## TEXTO EXTRAÍDO

===

El secretario general de la Organización Marítima Internacional (OMI), Arsenio Domínguez, inauguró este miércoles una sesión extraordinaria del Consejo de la OMI en Londres, haciendo un llamado urgente al cese de las hostilidades entre Estados Unidos, Israel y los países del Golfo Pérsico, e Irán. En su discurso, Domínguez instó a las compañías navieras a evitar el Estrecho de Ormuz, advirtiendo sobre la situación crítica que enfrentan aproximadamente 20.000 marinos atrapados en la región debido a los recientes ataques.
Domínguez enfatizó la necesidad de que todas las partes trabajen hacia la desescalada del conflicto, asegurando la seguridad de los tripulantes que desean abandonar el Golfo a bordo de sus buques. El secretario general también alertó sobre las repercusiones globales de los ataques al transporte marítimo, señalando que cada vez que este sector se ve afectado por conflictos, las consecuencias negativas se extienden a la economía global y la seguridad alimentaria. «Esto subraya la importancia de la libertad de navegación y el bienestar de la gente de mar», afirmó.

===

## REQUISITO
En el texto sobre la sesión extraordinaria del Consejo de la OMI, ¿cuántos marinos se calcula que están atrapados en la región? Los ítems son un material independiente del texto.

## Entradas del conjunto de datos
===

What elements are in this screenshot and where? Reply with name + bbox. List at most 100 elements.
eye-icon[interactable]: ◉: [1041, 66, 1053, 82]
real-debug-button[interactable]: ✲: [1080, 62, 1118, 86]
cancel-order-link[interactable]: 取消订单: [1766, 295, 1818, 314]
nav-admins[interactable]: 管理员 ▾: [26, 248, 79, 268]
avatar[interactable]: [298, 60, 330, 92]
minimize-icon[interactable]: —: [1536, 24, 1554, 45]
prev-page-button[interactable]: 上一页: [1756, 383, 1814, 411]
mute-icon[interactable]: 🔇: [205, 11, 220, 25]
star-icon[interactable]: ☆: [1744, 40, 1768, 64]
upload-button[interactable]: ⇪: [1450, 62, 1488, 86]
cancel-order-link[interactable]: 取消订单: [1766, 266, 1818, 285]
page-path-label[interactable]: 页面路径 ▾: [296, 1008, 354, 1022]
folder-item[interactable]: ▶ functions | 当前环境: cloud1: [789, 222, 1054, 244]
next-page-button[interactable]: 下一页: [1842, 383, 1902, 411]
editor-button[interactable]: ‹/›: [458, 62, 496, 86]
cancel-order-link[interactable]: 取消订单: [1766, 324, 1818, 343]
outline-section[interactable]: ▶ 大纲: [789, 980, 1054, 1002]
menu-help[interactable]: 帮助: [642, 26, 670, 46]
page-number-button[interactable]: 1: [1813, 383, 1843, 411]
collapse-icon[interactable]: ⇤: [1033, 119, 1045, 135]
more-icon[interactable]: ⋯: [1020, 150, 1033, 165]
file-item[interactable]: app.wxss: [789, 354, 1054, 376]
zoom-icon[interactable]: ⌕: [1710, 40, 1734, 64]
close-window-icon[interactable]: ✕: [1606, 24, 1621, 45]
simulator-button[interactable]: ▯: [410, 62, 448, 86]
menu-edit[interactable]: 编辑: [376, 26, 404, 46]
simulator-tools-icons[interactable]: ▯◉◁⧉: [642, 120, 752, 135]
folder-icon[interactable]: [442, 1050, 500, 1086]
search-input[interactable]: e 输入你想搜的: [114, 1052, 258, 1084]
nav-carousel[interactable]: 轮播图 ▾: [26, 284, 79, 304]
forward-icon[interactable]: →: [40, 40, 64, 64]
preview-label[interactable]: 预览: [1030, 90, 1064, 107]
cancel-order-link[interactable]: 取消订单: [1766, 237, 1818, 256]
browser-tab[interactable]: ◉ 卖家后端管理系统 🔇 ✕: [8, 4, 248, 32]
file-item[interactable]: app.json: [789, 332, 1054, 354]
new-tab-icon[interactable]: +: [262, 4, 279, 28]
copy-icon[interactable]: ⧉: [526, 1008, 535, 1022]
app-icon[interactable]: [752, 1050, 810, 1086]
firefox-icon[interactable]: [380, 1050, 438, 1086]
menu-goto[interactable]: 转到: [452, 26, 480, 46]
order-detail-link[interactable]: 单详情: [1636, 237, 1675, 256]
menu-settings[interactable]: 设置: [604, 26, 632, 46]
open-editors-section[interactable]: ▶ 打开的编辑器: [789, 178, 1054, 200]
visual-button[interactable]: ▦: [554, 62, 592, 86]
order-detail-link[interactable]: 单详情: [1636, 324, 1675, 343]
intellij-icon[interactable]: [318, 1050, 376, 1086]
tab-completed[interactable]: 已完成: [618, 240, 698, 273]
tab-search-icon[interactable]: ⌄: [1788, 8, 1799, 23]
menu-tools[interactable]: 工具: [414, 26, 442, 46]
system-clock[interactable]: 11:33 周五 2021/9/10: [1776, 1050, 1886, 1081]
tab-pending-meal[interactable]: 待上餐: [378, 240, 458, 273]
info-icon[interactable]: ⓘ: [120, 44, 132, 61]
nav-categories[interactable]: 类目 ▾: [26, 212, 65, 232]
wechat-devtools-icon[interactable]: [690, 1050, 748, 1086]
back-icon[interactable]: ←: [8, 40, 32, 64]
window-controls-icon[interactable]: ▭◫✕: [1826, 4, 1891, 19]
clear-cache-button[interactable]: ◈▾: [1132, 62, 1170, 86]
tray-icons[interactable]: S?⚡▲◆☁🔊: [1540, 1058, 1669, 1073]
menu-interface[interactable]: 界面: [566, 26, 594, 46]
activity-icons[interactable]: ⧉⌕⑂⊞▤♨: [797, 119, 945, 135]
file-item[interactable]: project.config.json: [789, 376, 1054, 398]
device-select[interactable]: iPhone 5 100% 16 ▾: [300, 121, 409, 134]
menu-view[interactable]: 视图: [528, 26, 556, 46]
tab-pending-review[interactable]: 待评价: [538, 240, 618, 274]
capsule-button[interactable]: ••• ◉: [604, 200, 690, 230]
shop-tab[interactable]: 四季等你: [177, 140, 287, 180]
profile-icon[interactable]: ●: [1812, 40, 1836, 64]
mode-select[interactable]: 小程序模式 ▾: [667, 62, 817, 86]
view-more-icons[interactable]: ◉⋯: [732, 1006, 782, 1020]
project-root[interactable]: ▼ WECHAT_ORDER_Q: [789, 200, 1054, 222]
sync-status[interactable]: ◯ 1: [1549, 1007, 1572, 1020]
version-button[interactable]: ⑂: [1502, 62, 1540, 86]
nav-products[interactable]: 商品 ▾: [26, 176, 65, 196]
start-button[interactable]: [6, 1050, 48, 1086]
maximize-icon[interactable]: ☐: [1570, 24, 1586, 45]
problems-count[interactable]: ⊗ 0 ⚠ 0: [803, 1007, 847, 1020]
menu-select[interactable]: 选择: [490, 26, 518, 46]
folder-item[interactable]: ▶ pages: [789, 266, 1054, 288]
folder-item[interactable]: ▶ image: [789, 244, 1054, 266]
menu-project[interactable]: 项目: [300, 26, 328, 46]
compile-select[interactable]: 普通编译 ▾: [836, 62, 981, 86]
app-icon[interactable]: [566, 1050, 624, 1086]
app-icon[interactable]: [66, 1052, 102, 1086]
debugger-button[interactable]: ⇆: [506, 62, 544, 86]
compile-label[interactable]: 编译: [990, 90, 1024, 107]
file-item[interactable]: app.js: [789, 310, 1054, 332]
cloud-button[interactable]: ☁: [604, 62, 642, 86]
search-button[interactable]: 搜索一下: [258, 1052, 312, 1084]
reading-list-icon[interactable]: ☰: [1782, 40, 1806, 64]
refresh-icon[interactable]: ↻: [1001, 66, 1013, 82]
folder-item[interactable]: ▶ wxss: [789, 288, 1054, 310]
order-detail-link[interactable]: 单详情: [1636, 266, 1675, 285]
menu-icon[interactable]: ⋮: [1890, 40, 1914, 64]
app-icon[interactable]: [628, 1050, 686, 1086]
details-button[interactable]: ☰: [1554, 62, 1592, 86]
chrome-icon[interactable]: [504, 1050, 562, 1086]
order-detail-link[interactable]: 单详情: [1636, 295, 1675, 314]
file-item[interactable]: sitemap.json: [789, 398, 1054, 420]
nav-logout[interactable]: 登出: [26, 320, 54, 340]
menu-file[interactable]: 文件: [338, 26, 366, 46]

===

## RESULTADO
Aproximadamente 20.000 marinos.